:: Supplied data
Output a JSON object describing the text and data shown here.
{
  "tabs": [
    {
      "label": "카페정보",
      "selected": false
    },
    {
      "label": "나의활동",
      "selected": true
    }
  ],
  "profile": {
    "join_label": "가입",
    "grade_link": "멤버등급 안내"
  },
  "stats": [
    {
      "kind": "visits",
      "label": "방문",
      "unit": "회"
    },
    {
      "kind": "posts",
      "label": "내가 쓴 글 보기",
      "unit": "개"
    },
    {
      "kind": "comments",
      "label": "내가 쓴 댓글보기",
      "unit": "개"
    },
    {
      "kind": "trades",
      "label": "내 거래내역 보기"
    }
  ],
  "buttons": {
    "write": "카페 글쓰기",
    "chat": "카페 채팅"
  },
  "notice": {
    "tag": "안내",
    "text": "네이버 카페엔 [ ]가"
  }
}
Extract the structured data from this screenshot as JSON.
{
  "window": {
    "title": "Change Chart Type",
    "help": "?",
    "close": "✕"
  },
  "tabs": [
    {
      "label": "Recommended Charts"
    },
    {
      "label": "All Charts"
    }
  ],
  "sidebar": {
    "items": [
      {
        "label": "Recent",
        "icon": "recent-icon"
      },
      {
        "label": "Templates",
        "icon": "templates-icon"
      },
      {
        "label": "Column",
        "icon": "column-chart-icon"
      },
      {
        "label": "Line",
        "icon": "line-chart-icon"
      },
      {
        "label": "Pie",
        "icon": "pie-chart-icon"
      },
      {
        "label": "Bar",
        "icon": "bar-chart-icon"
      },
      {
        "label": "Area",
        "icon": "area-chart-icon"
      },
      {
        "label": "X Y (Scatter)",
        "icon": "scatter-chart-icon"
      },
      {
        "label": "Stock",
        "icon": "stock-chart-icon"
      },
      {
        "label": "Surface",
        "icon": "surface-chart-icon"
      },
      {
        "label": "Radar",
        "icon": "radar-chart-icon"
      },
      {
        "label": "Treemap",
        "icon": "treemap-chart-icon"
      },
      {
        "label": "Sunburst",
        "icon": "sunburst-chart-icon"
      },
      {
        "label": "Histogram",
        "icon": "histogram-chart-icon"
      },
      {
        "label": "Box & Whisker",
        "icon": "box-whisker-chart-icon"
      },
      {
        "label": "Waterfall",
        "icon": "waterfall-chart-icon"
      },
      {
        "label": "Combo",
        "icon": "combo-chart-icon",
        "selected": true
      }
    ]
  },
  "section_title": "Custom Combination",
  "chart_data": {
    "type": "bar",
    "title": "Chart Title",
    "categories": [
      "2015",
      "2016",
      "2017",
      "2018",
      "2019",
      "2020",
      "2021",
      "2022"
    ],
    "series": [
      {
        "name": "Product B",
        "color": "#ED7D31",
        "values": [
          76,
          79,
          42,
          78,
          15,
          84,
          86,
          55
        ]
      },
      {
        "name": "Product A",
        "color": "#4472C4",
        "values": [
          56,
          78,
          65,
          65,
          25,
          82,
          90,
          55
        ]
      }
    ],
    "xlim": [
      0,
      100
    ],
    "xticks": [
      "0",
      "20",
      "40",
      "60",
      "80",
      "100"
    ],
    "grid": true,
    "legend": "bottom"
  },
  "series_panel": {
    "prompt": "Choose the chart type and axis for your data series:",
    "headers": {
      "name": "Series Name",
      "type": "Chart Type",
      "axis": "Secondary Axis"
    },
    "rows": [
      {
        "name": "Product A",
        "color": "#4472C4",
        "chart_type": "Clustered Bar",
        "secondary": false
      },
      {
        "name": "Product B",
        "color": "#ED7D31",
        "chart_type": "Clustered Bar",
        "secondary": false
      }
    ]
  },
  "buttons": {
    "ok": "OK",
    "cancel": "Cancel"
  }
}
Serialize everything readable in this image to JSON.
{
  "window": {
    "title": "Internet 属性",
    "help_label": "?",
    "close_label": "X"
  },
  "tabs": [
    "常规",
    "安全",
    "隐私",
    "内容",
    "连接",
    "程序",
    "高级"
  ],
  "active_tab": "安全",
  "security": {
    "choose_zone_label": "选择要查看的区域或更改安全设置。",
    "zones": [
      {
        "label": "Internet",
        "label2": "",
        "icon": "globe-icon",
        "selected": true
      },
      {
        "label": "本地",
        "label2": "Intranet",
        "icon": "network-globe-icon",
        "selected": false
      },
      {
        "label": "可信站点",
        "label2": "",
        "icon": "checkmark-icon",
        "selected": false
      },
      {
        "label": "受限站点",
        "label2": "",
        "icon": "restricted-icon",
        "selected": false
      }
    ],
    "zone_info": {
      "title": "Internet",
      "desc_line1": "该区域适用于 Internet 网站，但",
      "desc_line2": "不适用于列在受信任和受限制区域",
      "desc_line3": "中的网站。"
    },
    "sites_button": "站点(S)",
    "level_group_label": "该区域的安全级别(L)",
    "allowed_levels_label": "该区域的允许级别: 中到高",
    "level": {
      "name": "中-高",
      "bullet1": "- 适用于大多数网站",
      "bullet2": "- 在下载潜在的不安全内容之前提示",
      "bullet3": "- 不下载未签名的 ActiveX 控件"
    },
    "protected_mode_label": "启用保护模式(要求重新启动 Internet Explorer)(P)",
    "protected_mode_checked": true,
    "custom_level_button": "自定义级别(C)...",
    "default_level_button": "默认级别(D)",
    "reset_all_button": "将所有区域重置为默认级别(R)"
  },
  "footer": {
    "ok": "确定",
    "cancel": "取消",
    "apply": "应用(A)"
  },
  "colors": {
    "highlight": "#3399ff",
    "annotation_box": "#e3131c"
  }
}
::::
• **Instruction**: Your task is to quote all of the data word for word.

• **Answer**:
Output a JSON object describing the text and data shown here.
{
  "tabs": [
    {
      "label": "카페정보",
      "selected": false
    },
    {
      "label": "나의활동",
      "selected": true
    }
  ],
  "profile": {
    "join_label": "가입",
    "grade_link": "멤버등급 안내"
  },
  "stats": [
    {
      "kind": "visits",
      "label": "방문",
      "unit": "회"
    },
    {
      "kind": "posts",
      "label": "내가 쓴 글 보기",
      "unit": "개"
    },
    {
      "kind": "comments",
      "label": "내가 쓴 댓글보기",
      "unit": "개"
    },
    {
      "kind": "trades",
      "label": "내 거래내역 보기"
    }
  ],
  "buttons": {
    "write": "카페 글쓰기",
    "chat": "카페 채팅"
  },
  "notice": {
    "tag": "안내",
    "text": "네이버 카페엔 [ ]가"
  }
}
Extract the structured data from this screenshot as JSON.
{
  "window": {
    "title": "Change Chart Type",
    "help": "?",
    "close": "✕"
  },
  "tabs": [
    {
      "label": "Recommended Charts"
    },
    {
      "label": "All Charts"
    }
  ],
  "sidebar": {
    "items": [
      {
        "label": "Recent",
        "icon": "recent-icon"
      },
      {
        "label": "Templates",
        "icon": "templates-icon"
      },
      {
        "label": "Column",
        "icon": "column-chart-icon"
      },
      {
        "label": "Line",
        "icon": "line-chart-icon"
      },
      {
        "label": "Pie",
        "icon": "pie-chart-icon"
      },
      {
        "label": "Bar",
        "icon": "bar-chart-icon"
      },
      {
        "label": "Area",
        "icon": "area-chart-icon"
      },
      {
        "label": "X Y (Scatter)",
        "icon": "scatter-chart-icon"
      },
      {
        "label": "Stock",
        "icon": "stock-chart-icon"
      },
      {
        "label": "Surface",
        "icon": "surface-chart-icon"
      },
      {
        "label": "Radar",
        "icon": "radar-chart-icon"
      },
      {
        "label": "Treemap",
        "icon": "treemap-chart-icon"
      },
      {
        "label": "Sunburst",
        "icon": "sunburst-chart-icon"
      },
      {
        "label": "Histogram",
        "icon": "histogram-chart-icon"
      },
      {
        "label": "Box & Whisker",
        "icon": "box-whisker-chart-icon"
      },
      {
        "label": "Waterfall",
        "icon": "waterfall-chart-icon"
      },
      {
        "label": "Combo",
        "icon": "combo-chart-icon",
        "selected": true
      }
    ]
  },
  "section_title": "Custom Combination",
  "chart_data": {
    "type": "bar",
    "title": "Chart Title",
    "categories": [
      "2015",
      "2016",
      "2017",
      "2018",
      "2019",
      "2020",
      "2021",
      "2022"
    ],
    "series": [
      {
        "name": "Product B",
        "color": "#ED7D31",
        "values": [
          76,
          79,
          42,
          78,
          15,
          84,
          86,
          55
        ]
      },
      {
        "name": "Product A",
        "color": "#4472C4",
        "values": [
          56,
          78,
          65,
          65,
          25,
          82,
          90,
          55
        ]
      }
    ],
    "xlim": [
      0,
      100
    ],
    "xticks": [
      "0",
      "20",
      "40",
      "60",
      "80",
      "100"
    ],
    "grid": true,
    "legend": "bottom"
  },
  "series_panel": {
    "prompt": "Choose the chart type and axis for your data series:",
    "headers": {
      "name": "Series Name",
      "type": "Chart Type",
      "axis": "Secondary Axis"
    },
    "rows": [
      {
        "name": "Product A",
        "color": "#4472C4",
        "chart_type": "Clustered Bar",
        "secondary": false
      },
      {
        "name": "Product B",
        "color": "#ED7D31",
        "chart_type": "Clustered Bar",
        "secondary": false
      }
    ]
  },
  "buttons": {
    "ok": "OK",
    "cancel": "Cancel"
  }
}
Serialize everything readable in this image to JSON.
{
  "window": {
    "title": "Internet 属性",
    "help_label": "?",
    "close_label": "X"
  },
  "tabs": [
    "常规",
    "安全",
    "隐私",
    "内容",
    "连接",
    "程序",
    "高级"
  ],
  "active_tab": "安全",
  "security": {
    "choose_zone_label": "选择要查看的区域或更改安全设置。",
    "zones": [
      {
        "label": "Internet",
        "label2": "",
        "icon": "globe-icon",
        "selected": true
      },
      {
        "label": "本地",
        "label2": "Intranet",
        "icon": "network-globe-icon",
        "selected": false
      },
      {
        "label": "可信站点",
        "label2": "",
        "icon": "checkmark-icon",
        "selected": false
      },
      {
        "label": "受限站点",
        "label2": "",
        "icon": "restricted-icon",
        "selected": false
      }
    ],
    "zone_info": {
      "title": "Internet",
      "desc_line1": "该区域适用于 Internet 网站，但",
      "desc_line2": "不适用于列在受信任和受限制区域",
      "desc_line3": "中的网站。"
    },
    "sites_button": "站点(S)",
    "level_group_label": "该区域的安全级别(L)",
    "allowed_levels_label": "该区域的允许级别: 中到高",
    "level": {
      "name": "中-高",
      "bullet1": "- 适用于大多数网站",
      "bullet2": "- 在下载潜在的不安全内容之前提示",
      "bullet3": "- 不下载未签名的 ActiveX 控件"
    },
    "protected_mode_label": "启用保护模式(要求重新启动 Internet Explorer)(P)",
    "protected_mode_checked": true,
    "custom_level_button": "自定义级别(C)...",
    "default_level_button": "默认级别(D)",
    "reset_all_button": "将所有区域重置为默认级别(R)"
  },
  "footer": {
    "ok": "确定",
    "cancel": "取消",
    "apply": "应用(A)"
  },
  "colors": {
    "highlight": "#3399ff",
    "annotation_box": "#e3131c"
  }
}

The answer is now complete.